# [What you need to do]
Could every line of the data be printed exactly as it reads?

= = =

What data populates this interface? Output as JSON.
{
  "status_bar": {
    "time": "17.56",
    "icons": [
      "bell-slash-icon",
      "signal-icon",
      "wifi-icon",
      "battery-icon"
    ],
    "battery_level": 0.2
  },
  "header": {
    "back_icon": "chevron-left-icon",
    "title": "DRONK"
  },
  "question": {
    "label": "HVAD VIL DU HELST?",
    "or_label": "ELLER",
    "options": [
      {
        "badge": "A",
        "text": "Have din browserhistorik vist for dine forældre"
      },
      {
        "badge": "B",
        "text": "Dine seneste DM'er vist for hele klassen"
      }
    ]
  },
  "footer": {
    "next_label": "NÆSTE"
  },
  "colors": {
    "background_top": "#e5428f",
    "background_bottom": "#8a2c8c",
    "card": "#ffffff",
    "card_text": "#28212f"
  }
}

= = =

# [Solution]
What data populates this interface? Output as JSON.
{
  "status_bar": {
    "time": "17.56",
    "icons": [
      "bell-slash-icon",
      "signal-icon",
      "wifi-icon",
      "battery-icon"
    ],
    "battery_level": 0.2
  },
  "header": {
    "back_icon": "chevron-left-icon",
    "title": "DRONK"
  },
  "question": {
    "label": "HVAD VIL DU HELST?",
    "or_label": "ELLER",
    "options": [
      {
        "badge": "A",
        "text": "Have din browserhistorik vist for dine forældre"
      },
      {
        "badge": "B",
        "text": "Dine seneste DM'er vist for hele klassen"
      }
    ]
  },
  "footer": {
    "next_label": "NÆSTE"
  },
  "colors": {
    "background_top": "#e5428f",
    "background_bottom": "#8a2c8c",
    "card": "#ffffff",
    "card_text": "#28212f"
  }
}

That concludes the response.